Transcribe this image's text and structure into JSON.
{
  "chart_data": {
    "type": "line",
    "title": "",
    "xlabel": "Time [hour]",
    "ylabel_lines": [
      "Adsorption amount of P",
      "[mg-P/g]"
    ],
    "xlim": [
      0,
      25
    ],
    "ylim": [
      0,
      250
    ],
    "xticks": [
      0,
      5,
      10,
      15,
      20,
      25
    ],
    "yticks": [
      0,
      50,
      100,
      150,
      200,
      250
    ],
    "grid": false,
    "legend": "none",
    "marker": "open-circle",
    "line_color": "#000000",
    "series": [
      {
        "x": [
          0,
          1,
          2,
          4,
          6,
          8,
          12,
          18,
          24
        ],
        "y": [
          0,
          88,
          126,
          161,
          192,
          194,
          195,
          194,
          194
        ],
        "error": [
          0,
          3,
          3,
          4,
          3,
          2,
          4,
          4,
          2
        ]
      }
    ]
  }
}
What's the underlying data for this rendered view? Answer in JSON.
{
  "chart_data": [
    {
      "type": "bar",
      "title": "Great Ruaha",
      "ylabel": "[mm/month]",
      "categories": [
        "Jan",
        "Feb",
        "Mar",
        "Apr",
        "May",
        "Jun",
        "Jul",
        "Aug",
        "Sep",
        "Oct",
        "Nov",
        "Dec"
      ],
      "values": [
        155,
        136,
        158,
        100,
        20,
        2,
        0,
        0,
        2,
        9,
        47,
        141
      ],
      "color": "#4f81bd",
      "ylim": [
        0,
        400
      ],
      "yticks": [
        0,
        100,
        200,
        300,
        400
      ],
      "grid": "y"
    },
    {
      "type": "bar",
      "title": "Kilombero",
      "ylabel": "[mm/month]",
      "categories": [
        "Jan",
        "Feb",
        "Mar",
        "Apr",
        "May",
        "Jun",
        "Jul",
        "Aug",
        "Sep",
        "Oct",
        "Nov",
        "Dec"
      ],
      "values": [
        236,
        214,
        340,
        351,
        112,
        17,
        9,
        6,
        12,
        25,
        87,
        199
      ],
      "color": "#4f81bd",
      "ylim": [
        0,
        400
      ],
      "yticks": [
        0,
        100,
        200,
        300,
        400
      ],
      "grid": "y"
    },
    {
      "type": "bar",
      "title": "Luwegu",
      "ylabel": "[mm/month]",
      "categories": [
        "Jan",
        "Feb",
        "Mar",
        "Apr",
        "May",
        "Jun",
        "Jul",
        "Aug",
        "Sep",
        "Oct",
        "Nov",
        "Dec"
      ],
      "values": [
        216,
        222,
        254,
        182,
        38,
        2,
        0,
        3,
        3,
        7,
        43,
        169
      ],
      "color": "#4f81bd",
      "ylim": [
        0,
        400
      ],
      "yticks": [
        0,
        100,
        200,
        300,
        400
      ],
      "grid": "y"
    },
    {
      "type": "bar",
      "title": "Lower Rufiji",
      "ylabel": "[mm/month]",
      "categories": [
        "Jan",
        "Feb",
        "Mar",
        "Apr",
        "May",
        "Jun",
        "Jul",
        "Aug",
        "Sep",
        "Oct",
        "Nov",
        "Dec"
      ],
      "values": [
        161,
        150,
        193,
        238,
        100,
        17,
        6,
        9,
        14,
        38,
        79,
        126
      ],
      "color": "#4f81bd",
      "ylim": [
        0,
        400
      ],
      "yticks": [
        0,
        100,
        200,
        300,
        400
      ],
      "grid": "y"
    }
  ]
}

______

_Do this_:
The entries above must be returned in full, exactly as shown.

_Solution for this problem_:
Transcribe this image's text and structure into JSON.
{
  "chart_data": {
    "type": "line",
    "title": "",
    "xlabel": "Time [hour]",
    "ylabel_lines": [
      "Adsorption amount of P",
      "[mg-P/g]"
    ],
    "xlim": [
      0,
      25
    ],
    "ylim": [
      0,
      250
    ],
    "xticks": [
      0,
      5,
      10,
      15,
      20,
      25
    ],
    "yticks": [
      0,
      50,
      100,
      150,
      200,
      250
    ],
    "grid": false,
    "legend": "none",
    "marker": "open-circle",
    "line_color": "#000000",
    "series": [
      {
        "x": [
          0,
          1,
          2,
          4,
          6,
          8,
          12,
          18,
          24
        ],
        "y": [
          0,
          88,
          126,
          161,
          192,
          194,
          195,
          194,
          194
        ],
        "error": [
          0,
          3,
          3,
          4,
          3,
          2,
          4,
          4,
          2
        ]
      }
    ]
  }
}
What's the underlying data for this rendered view? Answer in JSON.
{
  "chart_data": [
    {
      "type": "bar",
      "title": "Great Ruaha",
      "ylabel": "[mm/month]",
      "categories": [
        "Jan",
        "Feb",
        "Mar",
        "Apr",
        "May",
        "Jun",
        "Jul",
        "Aug",
        "Sep",
        "Oct",
        "Nov",
        "Dec"
      ],
      "values": [
        155,
        136,
        158,
        100,
        20,
        2,
        0,
        0,
        2,
        9,
        47,
        141
      ],
      "color": "#4f81bd",
      "ylim": [
        0,
        400
      ],
      "yticks": [
        0,
        100,
        200,
        300,
        400
      ],
      "grid": "y"
    },
    {
      "type": "bar",
      "title": "Kilombero",
      "ylabel": "[mm/month]",
      "categories": [
        "Jan",
        "Feb",
        "Mar",
        "Apr",
        "May",
        "Jun",
        "Jul",
        "Aug",
        "Sep",
        "Oct",
        "Nov",
        "Dec"
      ],
      "values": [
        236,
        214,
        340,
        351,
        112,
        17,
        9,
        6,
        12,
        25,
        87,
        199
      ],
      "color": "#4f81bd",
      "ylim": [
        0,
        400
      ],
      "yticks": [
        0,
        100,
        200,
        300,
        400
      ],
      "grid": "y"
    },
    {
      "type": "bar",
      "title": "Luwegu",
      "ylabel": "[mm/month]",
      "categories": [
        "Jan",
        "Feb",
        "Mar",
        "Apr",
        "May",
        "Jun",
        "Jul",
        "Aug",
        "Sep",
        "Oct",
        "Nov",
        "Dec"
      ],
      "values": [
        216,
        222,
        254,
        182,
        38,
        2,
        0,
        3,
        3,
        7,
        43,
        169
      ],
      "color": "#4f81bd",
      "ylim": [
        0,
        400
      ],
      "yticks": [
        0,
        100,
        200,
        300,
        400
      ],
      "grid": "y"
    },
    {
      "type": "bar",
      "title": "Lower Rufiji",
      "ylabel": "[mm/month]",
      "categories": [
        "Jan",
        "Feb",
        "Mar",
        "Apr",
        "May",
        "Jun",
        "Jul",
        "Aug",
        "Sep",
        "Oct",
        "Nov",
        "Dec"
      ],
      "values": [
        161,
        150,
        193,
        238,
        100,
        17,
        6,
        9,
        14,
        38,
        79,
        126
      ],
      "color": "#4f81bd",
      "ylim": [
        0,
        400
      ],
      "yticks": [
        0,
        100,
        200,
        300,
        400
      ],
      "grid": "y"
    }
  ]
}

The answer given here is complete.